-- Work instructions --
Reproduce all the entries precisely.

-- Listed records --
╭──
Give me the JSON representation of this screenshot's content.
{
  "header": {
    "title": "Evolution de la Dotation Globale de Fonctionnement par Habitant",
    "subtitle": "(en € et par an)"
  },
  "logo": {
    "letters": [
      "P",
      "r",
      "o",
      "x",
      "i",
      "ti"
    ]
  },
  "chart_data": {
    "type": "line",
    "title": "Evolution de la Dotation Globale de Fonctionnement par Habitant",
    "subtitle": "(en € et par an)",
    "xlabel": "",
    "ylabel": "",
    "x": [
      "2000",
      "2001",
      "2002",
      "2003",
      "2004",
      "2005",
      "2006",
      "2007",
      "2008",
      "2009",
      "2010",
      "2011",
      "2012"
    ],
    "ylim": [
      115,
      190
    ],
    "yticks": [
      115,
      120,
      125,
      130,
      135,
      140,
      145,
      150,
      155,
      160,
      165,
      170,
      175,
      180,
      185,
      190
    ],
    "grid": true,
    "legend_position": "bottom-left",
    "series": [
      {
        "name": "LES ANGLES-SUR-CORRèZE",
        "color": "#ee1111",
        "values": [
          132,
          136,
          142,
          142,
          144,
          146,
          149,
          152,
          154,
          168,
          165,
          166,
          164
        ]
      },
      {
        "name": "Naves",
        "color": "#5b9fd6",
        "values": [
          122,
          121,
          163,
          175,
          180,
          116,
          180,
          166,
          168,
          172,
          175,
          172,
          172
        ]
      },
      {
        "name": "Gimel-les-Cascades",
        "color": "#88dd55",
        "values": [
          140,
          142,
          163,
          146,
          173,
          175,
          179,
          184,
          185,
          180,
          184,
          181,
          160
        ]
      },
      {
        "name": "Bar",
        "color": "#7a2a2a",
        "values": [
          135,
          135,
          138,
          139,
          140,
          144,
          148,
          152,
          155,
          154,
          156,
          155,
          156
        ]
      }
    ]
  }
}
╰──
-- Answer for the task --
Give me the JSON representation of this screenshot's content.
{
  "header": {
    "title": "Evolution de la Dotation Globale de Fonctionnement par Habitant",
    "subtitle": "(en € et par an)"
  },
  "logo": {
    "letters": [
      "P",
      "r",
      "o",
      "x",
      "i",
      "ti"
    ]
  },
  "chart_data": {
    "type": "line",
    "title": "Evolution de la Dotation Globale de Fonctionnement par Habitant",
    "subtitle": "(en € et par an)",
    "xlabel": "",
    "ylabel": "",
    "x": [
      "2000",
      "2001",
      "2002",
      "2003",
      "2004",
      "2005",
      "2006",
      "2007",
      "2008",
      "2009",
      "2010",
      "2011",
      "2012"
    ],
    "ylim": [
      115,
      190
    ],
    "yticks": [
      115,
      120,
      125,
      130,
      135,
      140,
      145,
      150,
      155,
      160,
      165,
      170,
      175,
      180,
      185,
      190
    ],
    "grid": true,
    "legend_position": "bottom-left",
    "series": [
      {
        "name": "LES ANGLES-SUR-CORRèZE",
        "color": "#ee1111",
        "values": [
          132,
          136,
          142,
          142,
          144,
          146,
          149,
          152,
          154,
          168,
          165,
          166,
          164
        ]
      },
      {
        "name": "Naves",
        "color": "#5b9fd6",
        "values": [
          122,
          121,
          163,
          175,
          180,
          116,
          180,
          166,
          168,
          172,
          175,
          172,
          172
        ]
      },
      {
        "name": "Gimel-les-Cascades",
        "color": "#88dd55",
        "values": [
          140,
          142,
          163,
          146,
          173,
          175,
          179,
          184,
          185,
          180,
          184,
          181,
          160
        ]
      },
      {
        "name": "Bar",
        "color": "#7a2a2a",
        "values": [
          135,
          135,
          138,
          139,
          140,
          144,
          148,
          152,
          155,
          154,
          156,
          155,
          156
        ]
      }
    ]
  }
}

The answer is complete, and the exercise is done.